- EXERCISE DESCRIPTION: Find each line with the word "document" and copy it.

** start of MATERIALS PROVIDED **

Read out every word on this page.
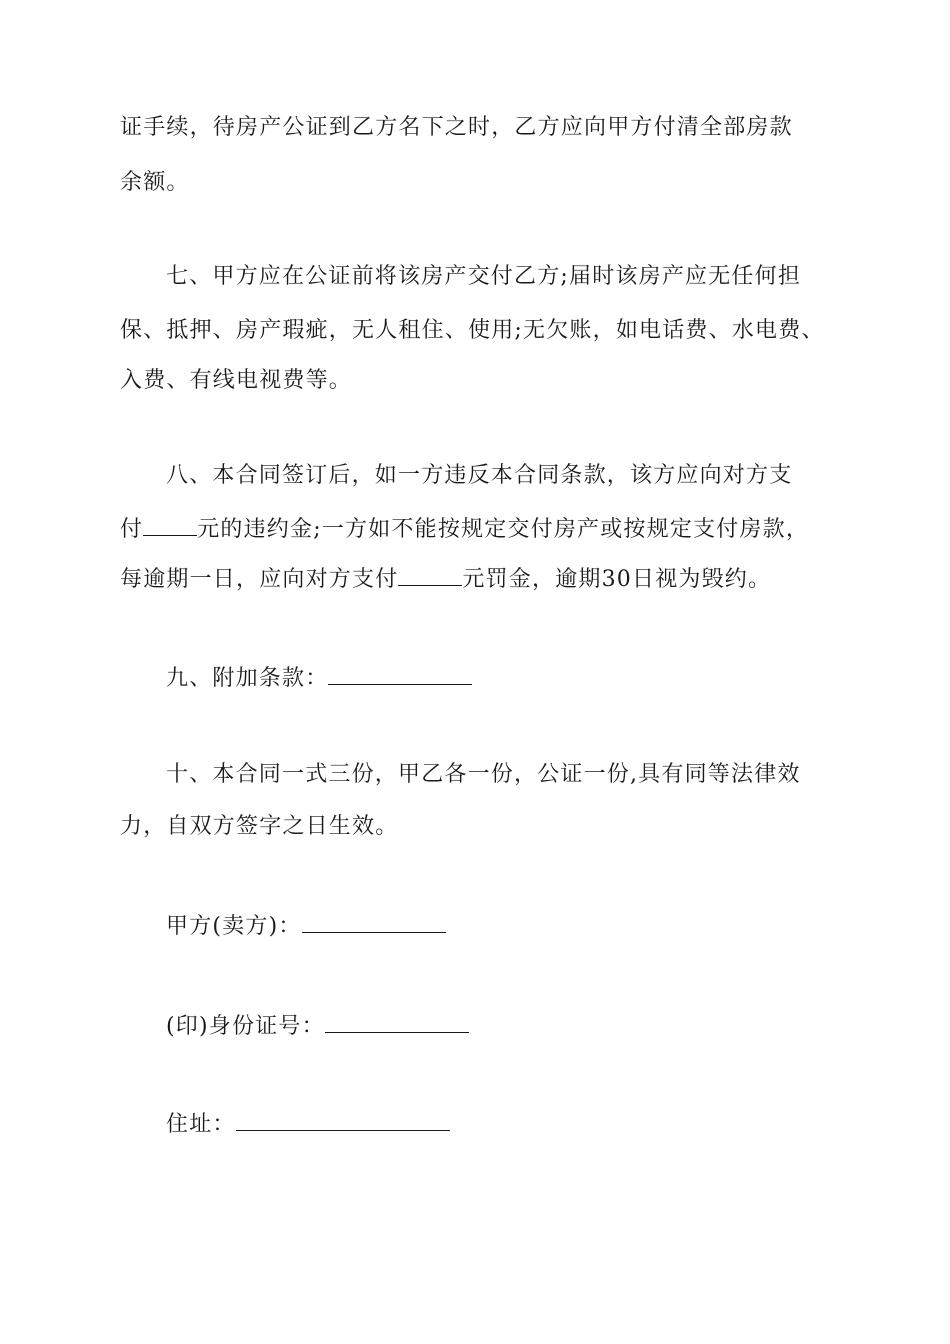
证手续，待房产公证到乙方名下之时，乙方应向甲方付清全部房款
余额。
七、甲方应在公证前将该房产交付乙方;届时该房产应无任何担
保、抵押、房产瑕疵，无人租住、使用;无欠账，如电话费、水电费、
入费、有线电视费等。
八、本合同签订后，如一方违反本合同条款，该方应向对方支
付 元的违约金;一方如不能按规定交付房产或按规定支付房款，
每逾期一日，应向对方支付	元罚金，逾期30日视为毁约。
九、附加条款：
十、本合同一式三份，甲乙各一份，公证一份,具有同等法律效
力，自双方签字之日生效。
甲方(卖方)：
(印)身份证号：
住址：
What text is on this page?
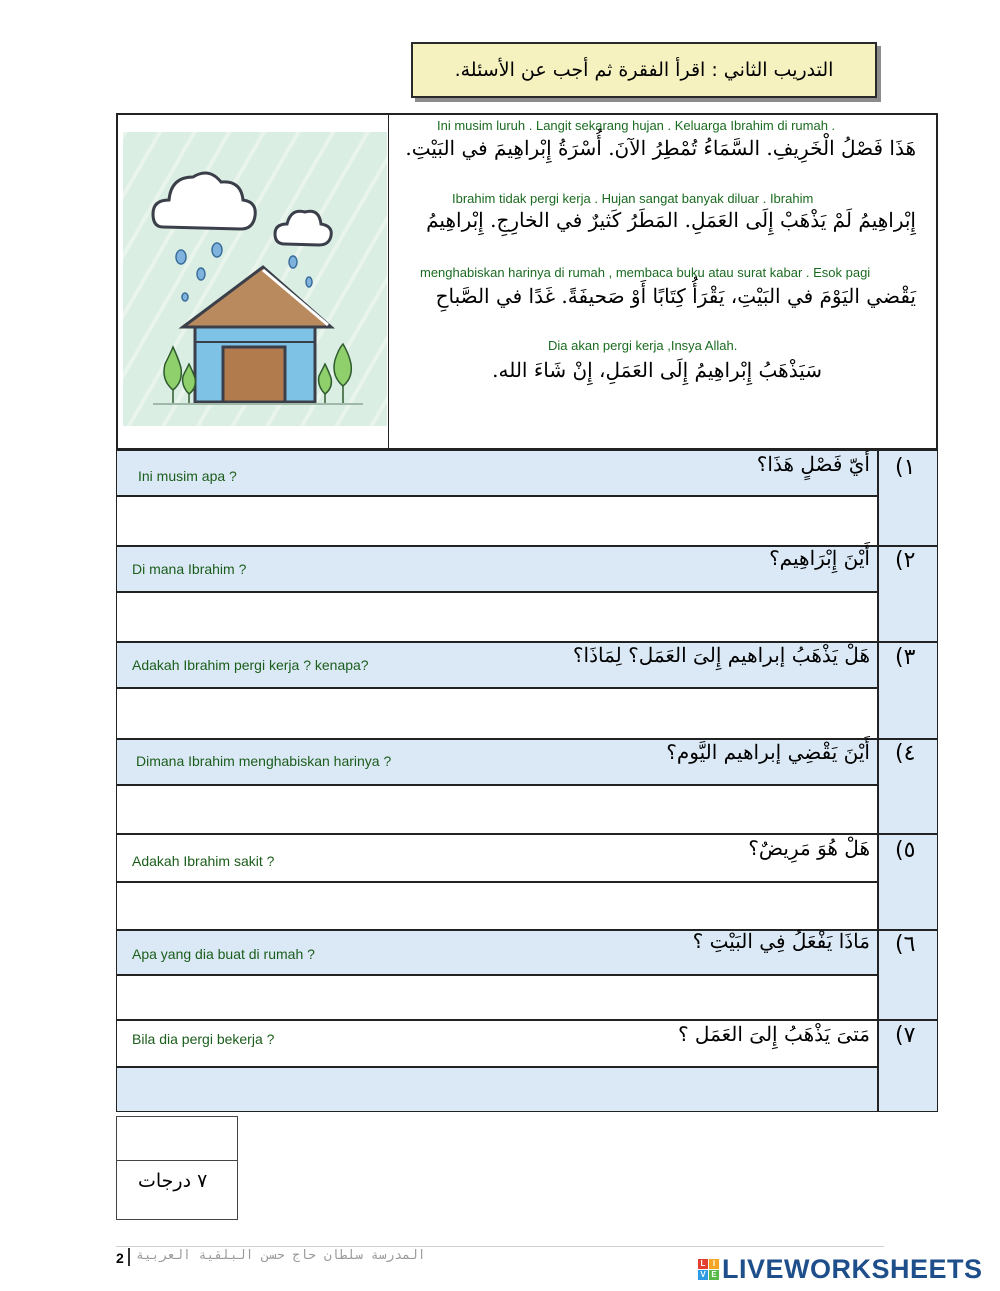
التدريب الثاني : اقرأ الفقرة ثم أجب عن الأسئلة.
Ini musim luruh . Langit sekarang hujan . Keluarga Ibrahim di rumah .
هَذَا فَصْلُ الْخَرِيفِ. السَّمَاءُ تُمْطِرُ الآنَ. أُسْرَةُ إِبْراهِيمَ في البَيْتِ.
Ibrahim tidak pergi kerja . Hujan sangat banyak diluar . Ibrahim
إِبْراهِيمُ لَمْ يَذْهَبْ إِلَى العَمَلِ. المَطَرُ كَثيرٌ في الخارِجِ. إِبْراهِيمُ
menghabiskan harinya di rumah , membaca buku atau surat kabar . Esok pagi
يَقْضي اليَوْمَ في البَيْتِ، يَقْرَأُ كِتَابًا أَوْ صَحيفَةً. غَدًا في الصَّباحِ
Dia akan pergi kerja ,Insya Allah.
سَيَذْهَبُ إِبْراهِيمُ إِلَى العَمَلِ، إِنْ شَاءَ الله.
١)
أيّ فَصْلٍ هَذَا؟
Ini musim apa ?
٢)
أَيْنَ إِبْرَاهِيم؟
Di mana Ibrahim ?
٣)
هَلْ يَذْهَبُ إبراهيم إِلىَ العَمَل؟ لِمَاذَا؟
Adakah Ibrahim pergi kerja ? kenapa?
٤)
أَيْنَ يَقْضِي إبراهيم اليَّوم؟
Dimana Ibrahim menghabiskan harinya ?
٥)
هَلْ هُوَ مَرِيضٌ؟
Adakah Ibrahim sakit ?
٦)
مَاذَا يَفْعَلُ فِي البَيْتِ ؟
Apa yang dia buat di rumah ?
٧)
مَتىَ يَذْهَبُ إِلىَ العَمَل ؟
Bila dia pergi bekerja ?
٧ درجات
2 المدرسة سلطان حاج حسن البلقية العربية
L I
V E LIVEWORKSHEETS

** end of MATERIALS PROVIDED **
** start of MATERIALS PROVIDED **

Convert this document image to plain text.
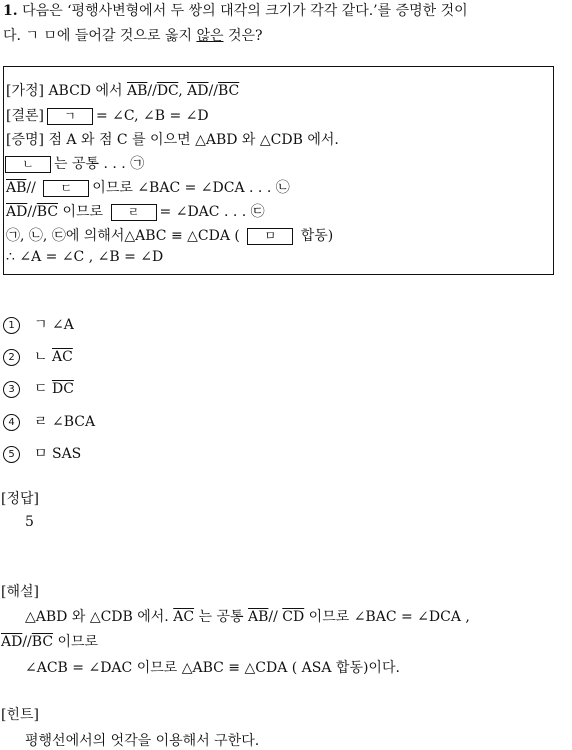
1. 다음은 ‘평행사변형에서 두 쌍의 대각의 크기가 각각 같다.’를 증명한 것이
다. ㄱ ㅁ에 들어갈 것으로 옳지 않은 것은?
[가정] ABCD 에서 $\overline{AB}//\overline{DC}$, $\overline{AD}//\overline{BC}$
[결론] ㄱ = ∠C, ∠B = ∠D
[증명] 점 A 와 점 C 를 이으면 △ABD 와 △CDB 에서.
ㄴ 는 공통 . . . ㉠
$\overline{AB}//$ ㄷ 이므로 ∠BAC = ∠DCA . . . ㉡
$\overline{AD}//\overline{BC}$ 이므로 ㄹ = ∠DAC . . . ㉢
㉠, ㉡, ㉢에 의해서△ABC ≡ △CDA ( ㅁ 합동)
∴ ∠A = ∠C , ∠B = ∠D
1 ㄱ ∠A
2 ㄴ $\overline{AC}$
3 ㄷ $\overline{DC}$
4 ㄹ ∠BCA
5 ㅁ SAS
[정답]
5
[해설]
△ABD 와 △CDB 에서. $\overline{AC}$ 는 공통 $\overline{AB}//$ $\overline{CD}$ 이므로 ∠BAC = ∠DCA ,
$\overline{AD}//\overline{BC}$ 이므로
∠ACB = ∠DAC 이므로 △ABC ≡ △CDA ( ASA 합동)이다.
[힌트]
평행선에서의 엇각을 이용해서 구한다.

** end of MATERIALS PROVIDED **
** start of MATERIALS PROVIDED **

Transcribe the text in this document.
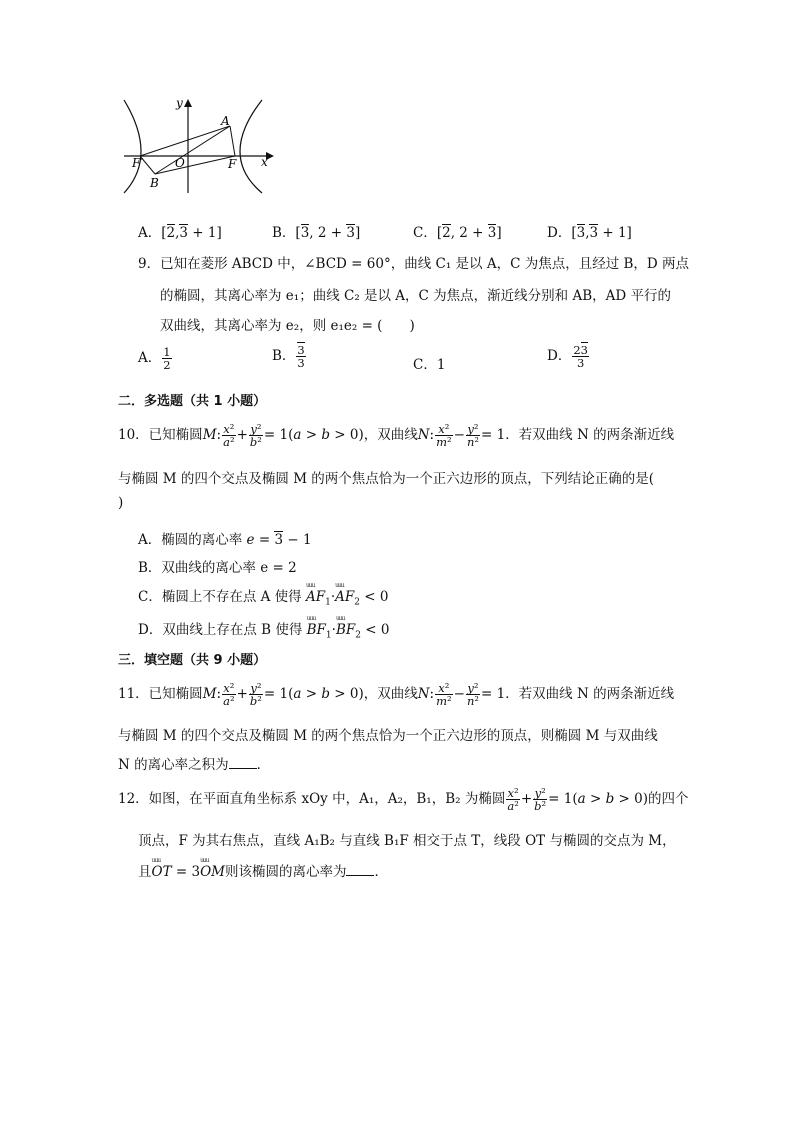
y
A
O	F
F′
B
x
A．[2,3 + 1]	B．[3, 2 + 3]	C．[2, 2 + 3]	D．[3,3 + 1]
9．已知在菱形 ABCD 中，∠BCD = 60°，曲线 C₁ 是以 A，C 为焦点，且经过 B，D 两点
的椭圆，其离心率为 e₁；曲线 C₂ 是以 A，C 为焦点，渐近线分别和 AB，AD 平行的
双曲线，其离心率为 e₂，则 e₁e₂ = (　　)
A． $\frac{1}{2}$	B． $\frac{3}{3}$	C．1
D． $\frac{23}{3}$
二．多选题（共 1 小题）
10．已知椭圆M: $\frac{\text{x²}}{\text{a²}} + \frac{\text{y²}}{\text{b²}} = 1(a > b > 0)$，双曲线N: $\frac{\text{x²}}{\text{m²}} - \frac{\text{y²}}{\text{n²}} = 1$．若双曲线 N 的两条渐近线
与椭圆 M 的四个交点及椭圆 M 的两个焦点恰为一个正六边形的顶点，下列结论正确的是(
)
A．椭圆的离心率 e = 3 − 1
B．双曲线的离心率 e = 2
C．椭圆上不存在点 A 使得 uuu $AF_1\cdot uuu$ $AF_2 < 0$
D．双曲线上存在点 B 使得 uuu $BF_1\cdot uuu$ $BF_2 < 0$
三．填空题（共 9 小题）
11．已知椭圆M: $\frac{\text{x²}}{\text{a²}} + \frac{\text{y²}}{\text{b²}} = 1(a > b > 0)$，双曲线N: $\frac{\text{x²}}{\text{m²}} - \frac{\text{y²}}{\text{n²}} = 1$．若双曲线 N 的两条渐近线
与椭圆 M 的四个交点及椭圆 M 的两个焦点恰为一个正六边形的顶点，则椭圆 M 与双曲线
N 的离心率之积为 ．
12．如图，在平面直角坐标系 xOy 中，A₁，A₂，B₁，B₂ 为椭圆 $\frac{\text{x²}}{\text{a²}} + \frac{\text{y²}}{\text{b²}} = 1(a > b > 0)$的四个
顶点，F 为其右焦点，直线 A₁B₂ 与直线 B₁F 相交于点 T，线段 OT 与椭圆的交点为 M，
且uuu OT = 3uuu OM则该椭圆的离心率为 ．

** end of MATERIALS PROVIDED **

- THE OUTPUT:
Convert this document image to plain text.
Transcribe the text in this document.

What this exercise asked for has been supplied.